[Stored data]
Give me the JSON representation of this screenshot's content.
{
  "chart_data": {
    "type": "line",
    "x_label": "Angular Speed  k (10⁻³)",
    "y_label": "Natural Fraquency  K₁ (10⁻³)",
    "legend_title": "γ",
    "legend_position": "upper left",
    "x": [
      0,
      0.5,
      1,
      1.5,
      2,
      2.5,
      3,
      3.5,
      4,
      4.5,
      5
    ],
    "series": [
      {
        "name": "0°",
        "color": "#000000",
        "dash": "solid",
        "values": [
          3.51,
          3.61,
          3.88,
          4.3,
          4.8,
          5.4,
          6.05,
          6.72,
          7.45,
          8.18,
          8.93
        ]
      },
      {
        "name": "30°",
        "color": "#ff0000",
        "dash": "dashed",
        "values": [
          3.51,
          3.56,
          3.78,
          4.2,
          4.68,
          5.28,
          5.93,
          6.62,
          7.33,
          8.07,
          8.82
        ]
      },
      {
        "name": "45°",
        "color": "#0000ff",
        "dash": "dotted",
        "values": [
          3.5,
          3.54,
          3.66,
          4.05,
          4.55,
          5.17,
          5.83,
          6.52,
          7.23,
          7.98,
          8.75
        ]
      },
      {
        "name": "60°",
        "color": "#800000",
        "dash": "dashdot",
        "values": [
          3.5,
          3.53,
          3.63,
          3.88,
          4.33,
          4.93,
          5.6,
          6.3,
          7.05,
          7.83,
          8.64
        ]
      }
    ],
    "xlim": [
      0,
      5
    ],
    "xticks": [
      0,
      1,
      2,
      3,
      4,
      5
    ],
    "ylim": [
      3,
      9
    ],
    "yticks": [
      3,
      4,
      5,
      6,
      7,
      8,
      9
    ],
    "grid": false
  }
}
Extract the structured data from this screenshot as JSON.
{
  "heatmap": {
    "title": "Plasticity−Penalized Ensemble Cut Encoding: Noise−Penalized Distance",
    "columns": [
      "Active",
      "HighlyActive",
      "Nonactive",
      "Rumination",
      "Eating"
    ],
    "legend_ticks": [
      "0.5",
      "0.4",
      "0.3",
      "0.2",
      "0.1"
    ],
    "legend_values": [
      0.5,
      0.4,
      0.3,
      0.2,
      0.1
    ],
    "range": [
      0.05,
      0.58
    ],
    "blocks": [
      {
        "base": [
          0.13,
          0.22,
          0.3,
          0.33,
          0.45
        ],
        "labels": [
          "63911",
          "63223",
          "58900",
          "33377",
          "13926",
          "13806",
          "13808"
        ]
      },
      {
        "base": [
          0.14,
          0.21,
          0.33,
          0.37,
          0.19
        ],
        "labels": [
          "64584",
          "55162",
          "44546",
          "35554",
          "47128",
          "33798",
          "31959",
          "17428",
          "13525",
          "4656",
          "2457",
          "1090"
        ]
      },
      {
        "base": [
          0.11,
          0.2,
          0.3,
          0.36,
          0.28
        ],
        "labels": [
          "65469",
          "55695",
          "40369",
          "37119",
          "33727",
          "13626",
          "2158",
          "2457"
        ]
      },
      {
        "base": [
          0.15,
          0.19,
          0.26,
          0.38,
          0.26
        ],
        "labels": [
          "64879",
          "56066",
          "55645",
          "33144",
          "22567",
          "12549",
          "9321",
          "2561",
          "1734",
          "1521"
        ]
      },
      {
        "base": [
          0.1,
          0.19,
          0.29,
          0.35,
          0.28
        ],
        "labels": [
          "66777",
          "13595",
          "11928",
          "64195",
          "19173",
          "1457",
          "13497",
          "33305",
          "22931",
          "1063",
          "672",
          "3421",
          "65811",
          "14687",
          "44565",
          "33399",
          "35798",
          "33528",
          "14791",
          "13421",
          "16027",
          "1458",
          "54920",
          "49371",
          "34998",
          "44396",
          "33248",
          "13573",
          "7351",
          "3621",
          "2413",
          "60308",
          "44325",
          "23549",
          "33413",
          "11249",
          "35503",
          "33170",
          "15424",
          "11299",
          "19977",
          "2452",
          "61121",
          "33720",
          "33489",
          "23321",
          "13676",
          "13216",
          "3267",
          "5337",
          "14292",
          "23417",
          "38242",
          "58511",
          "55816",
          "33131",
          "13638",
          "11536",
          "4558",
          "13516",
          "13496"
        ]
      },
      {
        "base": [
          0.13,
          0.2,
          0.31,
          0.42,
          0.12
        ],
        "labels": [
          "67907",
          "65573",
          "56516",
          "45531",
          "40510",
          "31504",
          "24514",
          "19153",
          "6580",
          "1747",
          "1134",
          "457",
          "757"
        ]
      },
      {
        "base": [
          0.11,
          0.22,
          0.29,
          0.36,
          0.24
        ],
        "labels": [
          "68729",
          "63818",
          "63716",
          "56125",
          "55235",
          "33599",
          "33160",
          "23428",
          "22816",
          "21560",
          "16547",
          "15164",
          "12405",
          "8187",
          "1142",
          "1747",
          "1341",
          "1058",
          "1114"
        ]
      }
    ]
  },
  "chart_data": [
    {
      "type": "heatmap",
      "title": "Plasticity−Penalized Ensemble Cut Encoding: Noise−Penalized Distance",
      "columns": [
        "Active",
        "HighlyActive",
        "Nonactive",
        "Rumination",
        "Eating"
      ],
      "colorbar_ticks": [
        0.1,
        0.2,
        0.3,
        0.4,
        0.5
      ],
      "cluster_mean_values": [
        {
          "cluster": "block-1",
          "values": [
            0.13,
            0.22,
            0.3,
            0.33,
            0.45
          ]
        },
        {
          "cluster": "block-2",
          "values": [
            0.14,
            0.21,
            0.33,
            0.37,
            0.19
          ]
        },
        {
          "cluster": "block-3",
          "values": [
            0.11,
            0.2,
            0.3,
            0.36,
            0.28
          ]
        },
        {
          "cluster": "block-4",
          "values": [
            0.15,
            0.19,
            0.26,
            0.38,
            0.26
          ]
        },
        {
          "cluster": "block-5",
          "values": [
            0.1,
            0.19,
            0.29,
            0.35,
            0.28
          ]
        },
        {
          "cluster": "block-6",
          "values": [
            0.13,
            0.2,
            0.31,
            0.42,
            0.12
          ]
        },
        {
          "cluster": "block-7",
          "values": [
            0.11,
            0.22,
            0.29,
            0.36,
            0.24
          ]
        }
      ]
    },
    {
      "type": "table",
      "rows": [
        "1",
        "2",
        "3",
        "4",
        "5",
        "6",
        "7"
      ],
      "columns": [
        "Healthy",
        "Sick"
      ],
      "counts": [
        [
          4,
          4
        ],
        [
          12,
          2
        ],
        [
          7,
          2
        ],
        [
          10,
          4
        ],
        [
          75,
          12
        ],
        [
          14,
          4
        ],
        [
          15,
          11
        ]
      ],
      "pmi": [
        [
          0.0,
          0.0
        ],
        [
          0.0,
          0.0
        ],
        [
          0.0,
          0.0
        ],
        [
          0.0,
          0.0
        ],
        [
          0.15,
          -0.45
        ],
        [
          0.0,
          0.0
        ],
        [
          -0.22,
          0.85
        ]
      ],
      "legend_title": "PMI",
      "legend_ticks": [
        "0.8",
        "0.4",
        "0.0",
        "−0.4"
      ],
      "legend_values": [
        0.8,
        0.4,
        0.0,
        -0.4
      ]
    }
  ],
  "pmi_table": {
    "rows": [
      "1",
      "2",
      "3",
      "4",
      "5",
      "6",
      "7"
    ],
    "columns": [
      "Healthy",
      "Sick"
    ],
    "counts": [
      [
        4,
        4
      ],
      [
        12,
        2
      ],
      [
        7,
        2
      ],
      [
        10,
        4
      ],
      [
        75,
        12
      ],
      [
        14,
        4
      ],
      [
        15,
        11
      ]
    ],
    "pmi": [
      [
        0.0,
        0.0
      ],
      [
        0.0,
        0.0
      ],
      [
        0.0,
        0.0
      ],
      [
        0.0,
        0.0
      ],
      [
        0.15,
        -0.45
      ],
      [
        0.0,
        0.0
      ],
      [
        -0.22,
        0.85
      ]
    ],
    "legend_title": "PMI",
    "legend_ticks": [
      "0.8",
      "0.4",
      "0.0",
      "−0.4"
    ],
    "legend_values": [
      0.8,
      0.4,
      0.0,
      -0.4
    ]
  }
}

#### [Written instruction]
Determine how many lines of the data contain "Plasticity" and give nothing but that number.

#### [Task solution]
2